Do any lines in the data below contain "talk"? If so, copy every one of them.

Collection entries
>> Start

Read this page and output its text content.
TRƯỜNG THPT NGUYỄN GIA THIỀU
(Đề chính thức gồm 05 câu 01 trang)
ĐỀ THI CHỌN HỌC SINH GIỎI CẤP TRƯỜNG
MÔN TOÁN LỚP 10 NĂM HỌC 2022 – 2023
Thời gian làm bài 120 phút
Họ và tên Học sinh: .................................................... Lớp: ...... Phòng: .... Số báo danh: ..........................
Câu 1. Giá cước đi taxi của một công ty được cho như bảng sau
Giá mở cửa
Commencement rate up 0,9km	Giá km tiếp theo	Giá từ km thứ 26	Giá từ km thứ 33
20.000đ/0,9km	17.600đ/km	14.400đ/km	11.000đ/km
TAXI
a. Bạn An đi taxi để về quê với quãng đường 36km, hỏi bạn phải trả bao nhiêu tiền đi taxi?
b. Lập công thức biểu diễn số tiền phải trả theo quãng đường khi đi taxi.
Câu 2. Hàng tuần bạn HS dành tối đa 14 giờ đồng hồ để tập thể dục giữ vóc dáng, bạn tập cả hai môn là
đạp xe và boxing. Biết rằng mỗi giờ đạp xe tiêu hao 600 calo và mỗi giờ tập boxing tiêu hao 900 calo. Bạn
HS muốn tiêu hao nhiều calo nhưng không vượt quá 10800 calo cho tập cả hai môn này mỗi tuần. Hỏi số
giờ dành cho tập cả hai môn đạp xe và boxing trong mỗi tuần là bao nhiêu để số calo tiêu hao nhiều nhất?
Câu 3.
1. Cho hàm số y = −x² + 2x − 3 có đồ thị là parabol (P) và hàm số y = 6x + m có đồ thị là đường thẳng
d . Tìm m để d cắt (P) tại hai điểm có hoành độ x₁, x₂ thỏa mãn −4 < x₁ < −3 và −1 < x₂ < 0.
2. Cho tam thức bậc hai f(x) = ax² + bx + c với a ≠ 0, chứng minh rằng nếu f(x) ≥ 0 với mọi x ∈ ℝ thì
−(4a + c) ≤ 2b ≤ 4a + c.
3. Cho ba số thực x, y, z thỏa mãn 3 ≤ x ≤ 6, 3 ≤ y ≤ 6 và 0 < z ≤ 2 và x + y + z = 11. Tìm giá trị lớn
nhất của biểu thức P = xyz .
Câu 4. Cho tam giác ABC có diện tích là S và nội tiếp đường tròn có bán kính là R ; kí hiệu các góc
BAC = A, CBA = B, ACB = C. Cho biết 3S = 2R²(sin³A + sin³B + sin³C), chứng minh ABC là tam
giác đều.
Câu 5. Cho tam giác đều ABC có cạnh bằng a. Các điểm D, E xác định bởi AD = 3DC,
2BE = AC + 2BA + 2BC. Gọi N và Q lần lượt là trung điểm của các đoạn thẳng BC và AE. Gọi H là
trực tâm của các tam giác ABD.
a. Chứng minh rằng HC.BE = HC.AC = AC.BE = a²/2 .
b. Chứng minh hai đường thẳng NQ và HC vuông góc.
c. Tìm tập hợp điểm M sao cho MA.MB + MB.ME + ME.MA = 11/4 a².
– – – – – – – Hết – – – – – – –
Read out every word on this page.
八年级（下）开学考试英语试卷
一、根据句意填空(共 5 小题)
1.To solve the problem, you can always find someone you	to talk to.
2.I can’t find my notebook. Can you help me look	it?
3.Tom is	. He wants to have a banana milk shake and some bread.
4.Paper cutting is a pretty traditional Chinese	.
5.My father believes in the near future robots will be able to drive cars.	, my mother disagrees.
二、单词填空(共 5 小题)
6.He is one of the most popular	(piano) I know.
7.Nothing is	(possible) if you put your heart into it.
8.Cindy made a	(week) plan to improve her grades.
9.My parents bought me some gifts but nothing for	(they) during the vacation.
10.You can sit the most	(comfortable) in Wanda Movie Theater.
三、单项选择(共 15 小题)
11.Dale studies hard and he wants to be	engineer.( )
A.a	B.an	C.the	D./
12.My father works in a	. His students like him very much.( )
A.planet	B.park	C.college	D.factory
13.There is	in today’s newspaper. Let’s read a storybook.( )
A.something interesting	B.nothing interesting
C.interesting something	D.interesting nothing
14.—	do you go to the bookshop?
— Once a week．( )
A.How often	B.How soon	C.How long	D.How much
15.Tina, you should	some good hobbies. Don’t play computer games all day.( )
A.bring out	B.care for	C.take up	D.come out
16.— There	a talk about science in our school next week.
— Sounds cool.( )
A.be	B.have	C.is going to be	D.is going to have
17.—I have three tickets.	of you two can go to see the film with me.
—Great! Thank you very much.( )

>> End

Answer to this task
1.To solve the problem, you can always find someone you	to talk to.
16.— There	a talk about science in our school next week.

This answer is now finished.